TASK REQUIREMENTS> Copy out the listing word for word, from the line that contains "stone-white — [203, 233, 219, 248]" down through the line that contains "stone-white — [187, 234, 203, 249]", including both of those lines.

Image region annotations>

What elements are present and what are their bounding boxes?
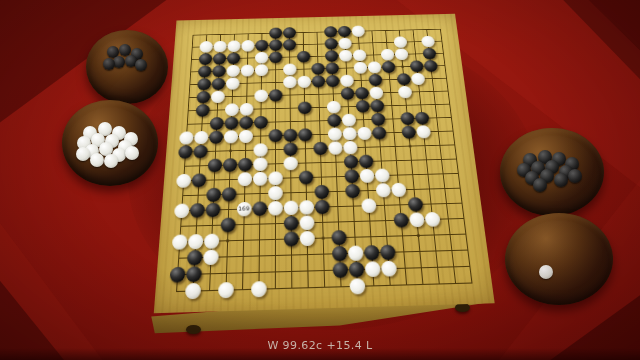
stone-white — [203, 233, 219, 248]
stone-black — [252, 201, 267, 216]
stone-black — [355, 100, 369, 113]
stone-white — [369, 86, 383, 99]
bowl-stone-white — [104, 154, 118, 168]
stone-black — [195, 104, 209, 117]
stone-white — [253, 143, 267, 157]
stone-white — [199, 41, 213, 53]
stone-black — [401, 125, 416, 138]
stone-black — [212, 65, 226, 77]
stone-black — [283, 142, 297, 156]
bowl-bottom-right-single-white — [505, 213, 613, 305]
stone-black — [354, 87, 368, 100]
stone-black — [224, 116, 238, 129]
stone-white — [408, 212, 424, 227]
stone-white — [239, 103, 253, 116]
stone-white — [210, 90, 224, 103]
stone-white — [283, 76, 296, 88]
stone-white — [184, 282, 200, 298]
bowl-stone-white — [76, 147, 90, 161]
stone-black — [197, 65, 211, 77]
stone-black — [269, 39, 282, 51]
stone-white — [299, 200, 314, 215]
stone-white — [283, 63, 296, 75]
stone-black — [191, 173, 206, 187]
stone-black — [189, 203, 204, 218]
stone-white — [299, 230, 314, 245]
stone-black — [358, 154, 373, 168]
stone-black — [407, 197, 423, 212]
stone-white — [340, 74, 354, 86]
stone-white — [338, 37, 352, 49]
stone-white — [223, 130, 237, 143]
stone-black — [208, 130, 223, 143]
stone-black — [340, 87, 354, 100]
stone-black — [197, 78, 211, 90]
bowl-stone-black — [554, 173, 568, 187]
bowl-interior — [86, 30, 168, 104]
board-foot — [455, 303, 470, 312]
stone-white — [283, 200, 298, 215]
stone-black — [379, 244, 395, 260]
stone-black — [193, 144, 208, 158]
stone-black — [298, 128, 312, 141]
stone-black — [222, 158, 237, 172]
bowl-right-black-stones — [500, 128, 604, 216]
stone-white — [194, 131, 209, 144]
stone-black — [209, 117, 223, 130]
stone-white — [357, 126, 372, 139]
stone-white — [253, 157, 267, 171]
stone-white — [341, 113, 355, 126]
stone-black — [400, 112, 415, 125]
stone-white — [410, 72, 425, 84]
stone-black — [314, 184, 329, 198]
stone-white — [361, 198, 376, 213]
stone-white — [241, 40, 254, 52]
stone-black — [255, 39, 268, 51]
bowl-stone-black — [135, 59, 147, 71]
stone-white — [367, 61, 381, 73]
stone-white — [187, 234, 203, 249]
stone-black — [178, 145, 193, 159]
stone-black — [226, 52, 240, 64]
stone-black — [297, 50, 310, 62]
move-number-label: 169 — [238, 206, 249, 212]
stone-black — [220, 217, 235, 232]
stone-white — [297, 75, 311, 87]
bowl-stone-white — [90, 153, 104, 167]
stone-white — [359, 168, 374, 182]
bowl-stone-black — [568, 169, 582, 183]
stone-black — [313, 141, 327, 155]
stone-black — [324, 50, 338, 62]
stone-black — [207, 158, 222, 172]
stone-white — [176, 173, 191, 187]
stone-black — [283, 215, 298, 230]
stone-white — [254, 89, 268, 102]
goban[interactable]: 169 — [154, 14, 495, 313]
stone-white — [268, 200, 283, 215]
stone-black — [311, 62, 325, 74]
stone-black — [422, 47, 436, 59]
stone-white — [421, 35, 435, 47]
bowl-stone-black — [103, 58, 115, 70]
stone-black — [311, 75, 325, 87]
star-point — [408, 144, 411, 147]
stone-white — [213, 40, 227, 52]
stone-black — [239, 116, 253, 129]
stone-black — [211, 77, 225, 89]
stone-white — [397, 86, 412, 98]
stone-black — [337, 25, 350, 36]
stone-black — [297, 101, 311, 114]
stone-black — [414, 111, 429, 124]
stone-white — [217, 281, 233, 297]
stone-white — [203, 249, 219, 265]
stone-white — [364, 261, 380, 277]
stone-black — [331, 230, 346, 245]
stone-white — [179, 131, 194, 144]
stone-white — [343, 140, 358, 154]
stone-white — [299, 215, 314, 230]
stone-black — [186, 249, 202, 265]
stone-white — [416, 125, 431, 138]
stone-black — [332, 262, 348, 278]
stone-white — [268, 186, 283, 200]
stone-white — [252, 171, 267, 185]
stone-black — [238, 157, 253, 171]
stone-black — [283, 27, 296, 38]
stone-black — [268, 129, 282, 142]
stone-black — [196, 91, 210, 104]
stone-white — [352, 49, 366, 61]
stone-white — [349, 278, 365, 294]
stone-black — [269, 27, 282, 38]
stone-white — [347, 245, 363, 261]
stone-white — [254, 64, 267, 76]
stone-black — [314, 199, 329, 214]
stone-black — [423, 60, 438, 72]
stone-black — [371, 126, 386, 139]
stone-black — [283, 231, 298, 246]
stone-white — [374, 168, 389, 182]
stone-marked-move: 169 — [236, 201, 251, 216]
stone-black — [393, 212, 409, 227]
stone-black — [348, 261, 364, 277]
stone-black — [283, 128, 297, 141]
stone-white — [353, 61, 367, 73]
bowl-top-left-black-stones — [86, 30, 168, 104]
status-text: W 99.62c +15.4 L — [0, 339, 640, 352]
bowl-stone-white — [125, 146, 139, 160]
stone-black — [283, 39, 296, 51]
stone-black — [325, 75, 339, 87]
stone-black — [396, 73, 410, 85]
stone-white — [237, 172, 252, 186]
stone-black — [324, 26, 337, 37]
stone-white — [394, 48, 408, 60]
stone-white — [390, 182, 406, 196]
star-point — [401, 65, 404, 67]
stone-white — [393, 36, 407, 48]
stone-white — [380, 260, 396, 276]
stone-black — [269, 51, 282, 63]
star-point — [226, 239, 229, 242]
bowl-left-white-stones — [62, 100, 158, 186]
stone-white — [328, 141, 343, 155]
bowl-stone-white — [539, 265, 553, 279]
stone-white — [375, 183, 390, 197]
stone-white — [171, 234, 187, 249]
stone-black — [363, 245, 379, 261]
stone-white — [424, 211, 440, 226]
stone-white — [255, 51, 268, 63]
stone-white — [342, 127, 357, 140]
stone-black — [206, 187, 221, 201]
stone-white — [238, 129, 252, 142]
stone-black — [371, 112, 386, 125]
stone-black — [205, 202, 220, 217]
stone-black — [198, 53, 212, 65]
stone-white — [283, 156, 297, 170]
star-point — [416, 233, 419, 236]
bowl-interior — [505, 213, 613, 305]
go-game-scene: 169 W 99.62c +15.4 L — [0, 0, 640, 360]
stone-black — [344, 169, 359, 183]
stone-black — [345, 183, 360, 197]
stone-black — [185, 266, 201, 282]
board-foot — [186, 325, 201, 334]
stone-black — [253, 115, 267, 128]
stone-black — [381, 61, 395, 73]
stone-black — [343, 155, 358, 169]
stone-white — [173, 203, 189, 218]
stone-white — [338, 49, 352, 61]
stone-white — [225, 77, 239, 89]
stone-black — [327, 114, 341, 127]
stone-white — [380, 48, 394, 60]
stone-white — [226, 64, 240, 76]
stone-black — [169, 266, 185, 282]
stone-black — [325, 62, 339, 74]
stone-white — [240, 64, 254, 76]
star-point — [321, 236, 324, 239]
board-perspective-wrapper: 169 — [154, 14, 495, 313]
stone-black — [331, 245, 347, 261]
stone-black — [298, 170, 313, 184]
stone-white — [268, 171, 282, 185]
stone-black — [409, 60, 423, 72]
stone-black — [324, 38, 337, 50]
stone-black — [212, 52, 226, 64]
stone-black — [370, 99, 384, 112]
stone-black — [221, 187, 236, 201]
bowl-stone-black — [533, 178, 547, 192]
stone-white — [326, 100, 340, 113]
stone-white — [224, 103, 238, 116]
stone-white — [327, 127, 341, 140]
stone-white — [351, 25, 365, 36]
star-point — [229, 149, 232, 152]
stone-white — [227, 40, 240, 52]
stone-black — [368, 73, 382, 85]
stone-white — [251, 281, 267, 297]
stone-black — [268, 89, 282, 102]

COMPLETE ANSWER>
stone-white — [203, 233, 219, 248]
stone-black — [252, 201, 267, 216]
stone-black — [355, 100, 369, 113]
stone-white — [369, 86, 383, 99]
bowl-stone-white — [104, 154, 118, 168]
stone-black — [195, 104, 209, 117]
stone-white — [253, 143, 267, 157]
stone-white — [199, 41, 213, 53]
stone-black — [401, 125, 416, 138]
stone-black — [212, 65, 226, 77]
stone-black — [283, 142, 297, 156]
bowl-bottom-right-single-white — [505, 213, 613, 305]
stone-black — [354, 87, 368, 100]
stone-black — [224, 116, 238, 129]
stone-white — [408, 212, 424, 227]
stone-white — [239, 103, 253, 116]
stone-white — [210, 90, 224, 103]
stone-white — [283, 76, 296, 88]
stone-white — [184, 282, 200, 298]
bowl-stone-white — [76, 147, 90, 161]
stone-black — [197, 65, 211, 77]
stone-black — [269, 39, 282, 51]
stone-white — [299, 200, 314, 215]
stone-white — [283, 63, 296, 75]
stone-black — [191, 173, 206, 187]
stone-black — [189, 203, 204, 218]
stone-white — [299, 230, 314, 245]
stone-black — [358, 154, 373, 168]
stone-black — [407, 197, 423, 212]
stone-white — [340, 74, 354, 86]
stone-white — [338, 37, 352, 49]
stone-white — [223, 130, 237, 143]
stone-black — [208, 130, 223, 143]
stone-black — [340, 87, 354, 100]
stone-black — [197, 78, 211, 90]
bowl-stone-black — [554, 173, 568, 187]
bowl-interior — [86, 30, 168, 104]
board-foot — [455, 303, 470, 312]
stone-white — [283, 200, 298, 215]
stone-black — [379, 244, 395, 260]
stone-black — [193, 144, 208, 158]
stone-black — [298, 128, 312, 141]
stone-black — [222, 158, 237, 172]
bowl-right-black-stones — [500, 128, 604, 216]
stone-white — [194, 131, 209, 144]
stone-black — [209, 117, 223, 130]
stone-white — [357, 126, 372, 139]
stone-white — [253, 157, 267, 171]
stone-white — [341, 113, 355, 126]
stone-black — [400, 112, 415, 125]
stone-white — [410, 72, 425, 84]
stone-black — [314, 184, 329, 198]
stone-white — [361, 198, 376, 213]
stone-white — [241, 40, 254, 52]
stone-black — [255, 39, 268, 51]
bowl-stone-black — [135, 59, 147, 71]
stone-white — [367, 61, 381, 73]
stone-white — [187, 234, 203, 249]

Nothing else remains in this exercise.